Your goal →
Go through the material and tally the lines containing the string "this". Give the total alone.

Data lines →

################

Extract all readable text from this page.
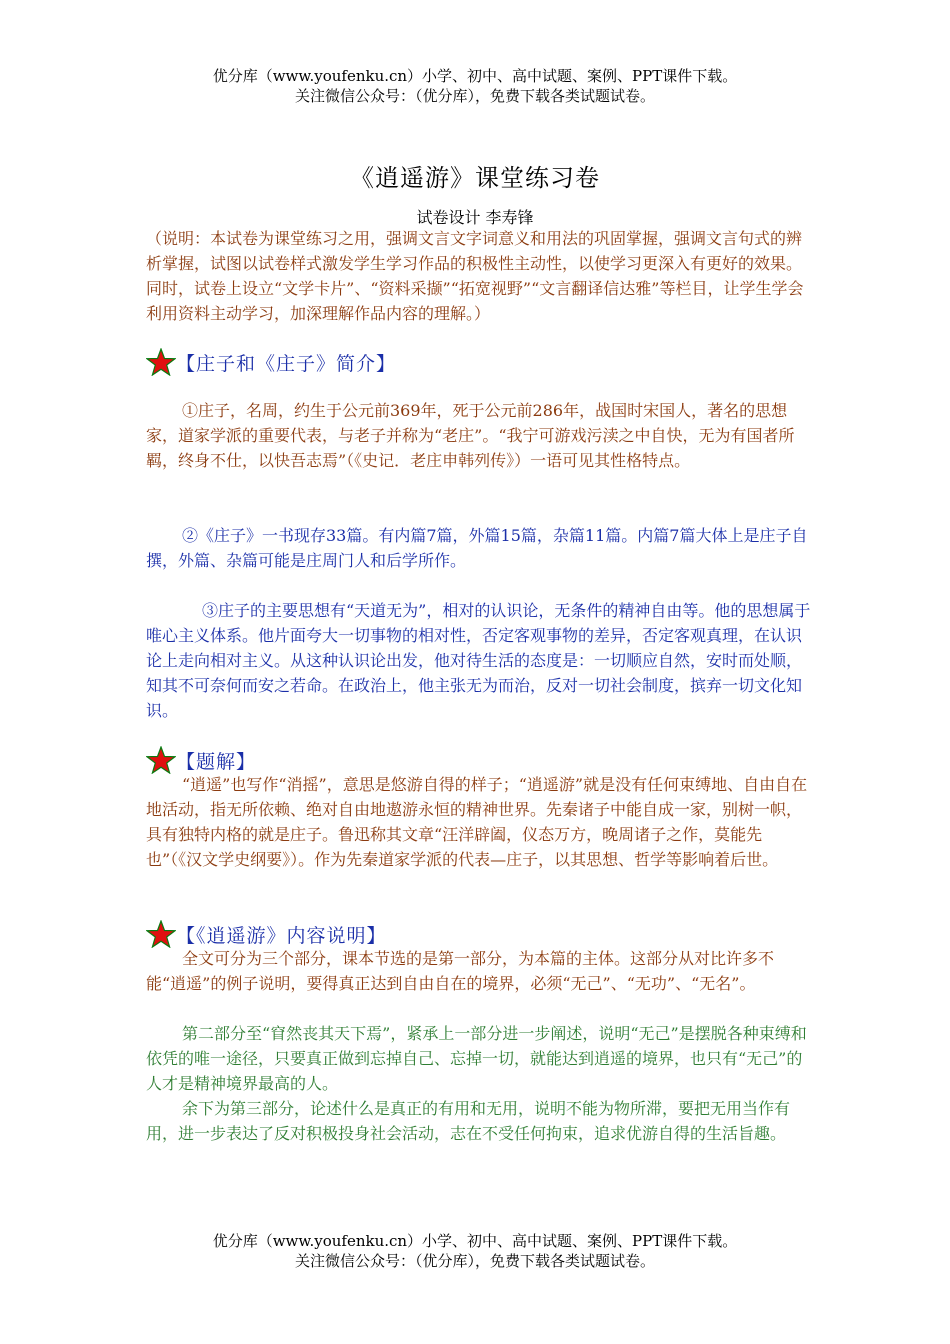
优分库（www.youfenku.cn）小学、初中、高中试题、案例、PPT课件下载。
关注微信公众号：（优分库），免费下载各类试题试卷。
《逍遥游》课堂练习卷
试卷设计 李寿锋
（说明：本试卷为课堂练习之用，强调文言文字词意义和用法的巩固掌握，强调文言句式的辨析掌握，试图以试卷样式激发学生学习作品的积极性主动性，以使学习更深入有更好的效果。同时，试卷上设立“文学卡片”、“资料采撷”“拓宽视野”“文言翻译信达雅”等栏目，让学生学会利用资料主动学习，加深理解作品内容的理解。）
【庄子和《庄子》简介】
①庄子，名周，约生于公元前369年，死于公元前286年，战国时宋国人，著名的思想家，道家学派的重要代表，与老子并称为“老庄”。“我宁可游戏污渎之中自快，无为有国者所羁，终身不仕，以快吾志焉”（《史记．老庄申韩列传》）一语可见其性格特点。
②《庄子》一书现存33篇。有内篇7篇，外篇15篇，杂篇11篇。内篇7篇大体上是庄子自撰，外篇、杂篇可能是庄周门人和后学所作。
③庄子的主要思想有“天道无为”，相对的认识论，无条件的精神自由等。他的思想属于唯心主义体系。他片面夸大一切事物的相对性，否定客观事物的差异，否定客观真理，在认识论上走向相对主义。从这种认识论出发，他对待生活的态度是：一切顺应自然，安时而处顺，知其不可奈何而安之若命。在政治上，他主张无为而治，反对一切社会制度，摈弃一切文化知识。
【题解】
“逍遥”也写作“消摇”，意思是悠游自得的样子；“逍遥游”就是没有任何束缚地、自由自在地活动，指无所依赖、绝对自由地遨游永恒的精神世界。先秦诸子中能自成一家，别树一帜，具有独特内格的就是庄子。鲁迅称其文章“汪洋辟阖，仪态万方，晚周诸子之作，莫能先也”（《汉文学史纲要》）。作为先秦道家学派的代表—庄子，以其思想、哲学等影响着后世。
【《逍遥游》内容说明】
全文可分为三个部分，课本节选的是第一部分，为本篇的主体。这部分从对比许多不能“逍遥”的例子说明，要得真正达到自由自在的境界，必须“无己”、“无功”、“无名”。
第二部分至“窅然丧其天下焉”，紧承上一部分进一步阐述，说明“无己”是摆脱各种束缚和依凭的唯一途径，只要真正做到忘掉自己、忘掉一切，就能达到逍遥的境界，也只有“无己”的人才是精神境界最高的人。
余下为第三部分，论述什么是真正的有用和无用，说明不能为物所滞，要把无用当作有用，进一步表达了反对积极投身社会活动，志在不受任何拘束，追求优游自得的生活旨趣。
优分库（www.youfenku.cn）小学、初中、高中试题、案例、PPT课件下载。
关注微信公众号：（优分库），免费下载各类试题试卷。
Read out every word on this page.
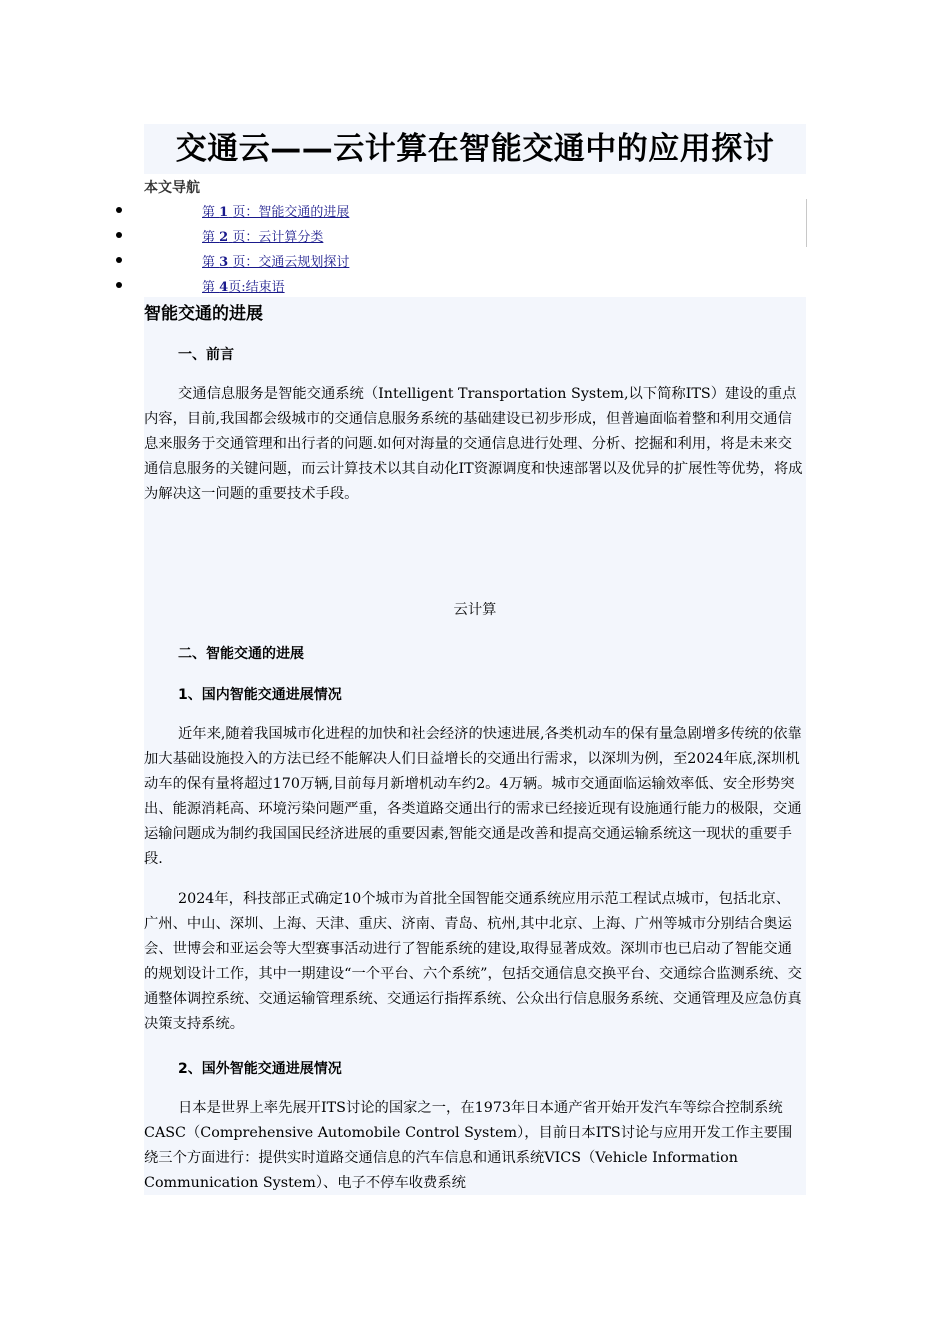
交通云——云计算在智能交通中的应用探讨
本文导航
第 1 页：智能交通的进展
第 2 页：云计算分类
第 3 页：交通云规划探讨
第 4页:结束语
智能交通的进展
一、前言

交通信息服务是智能交通系统（Intelligent Transportation System,以下简称ITS）建设的重点内容，目前,我国都会级城市的交通信息服务系统的基础建设已初步形成，但普遍面临着整和利用交通信息来服务于交通管理和出行者的问题.如何对海量的交通信息进行处理、分析、挖掘和利用，将是未来交通信息服务的关键问题，而云计算技术以其自动化IT资源调度和快速部署以及优异的扩展性等优势，将成为解决这一问题的重要技术手段。

云计算
二、智能交通的进展
1、国内智能交通进展情况

近年来,随着我国城市化进程的加快和社会经济的快速进展,各类机动车的保有量急剧增多传统的依靠加大基础设施投入的方法已经不能解决人们日益增长的交通出行需求，以深圳为例，至2024年底,深圳机动车的保有量将超过170万辆,目前每月新增机动车约2。4万辆。城市交通面临运输效率低、安全形势突出、能源消耗高、环境污染问题严重，各类道路交通出行的需求已经接近现有设施通行能力的极限，交通运输问题成为制约我国国民经济进展的重要因素,智能交通是改善和提高交通运输系统这一现状的重要手段.

2024年，科技部正式确定10个城市为首批全国智能交通系统应用示范工程试点城市，包括北京、　广州、中山、深圳、上海、天津、重庆、济南、青岛、杭州,其中北京、上海、广州等城市分别结合奥运会、世博会和亚运会等大型赛事活动进行了智能系统的建设,取得显著成效。深圳市也已启动了智能交通的规划设计工作，其中一期建设“一个平台、六个系统”，包括交通信息交换平台、交通综合监测系统、交通整体调控系统、交通运输管理系统、交通运行指挥系统、公众出行信息服务系统、交通管理及应急仿真决策支持系统。

2、国外智能交通进展情况

日本是世界上率先展开ITS讨论的国家之一，在1973年日本通产省开始开发汽车等综合控制系统CASC（Comprehensive Automobile Control System），目前日本ITS讨论与应用开发工作主要围绕三个方面进行：提供实时道路交通信息的汽车信息和通讯系统VICS（Vehicle Information Communication System）、电子不停车收费系统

################

Finished answer →
2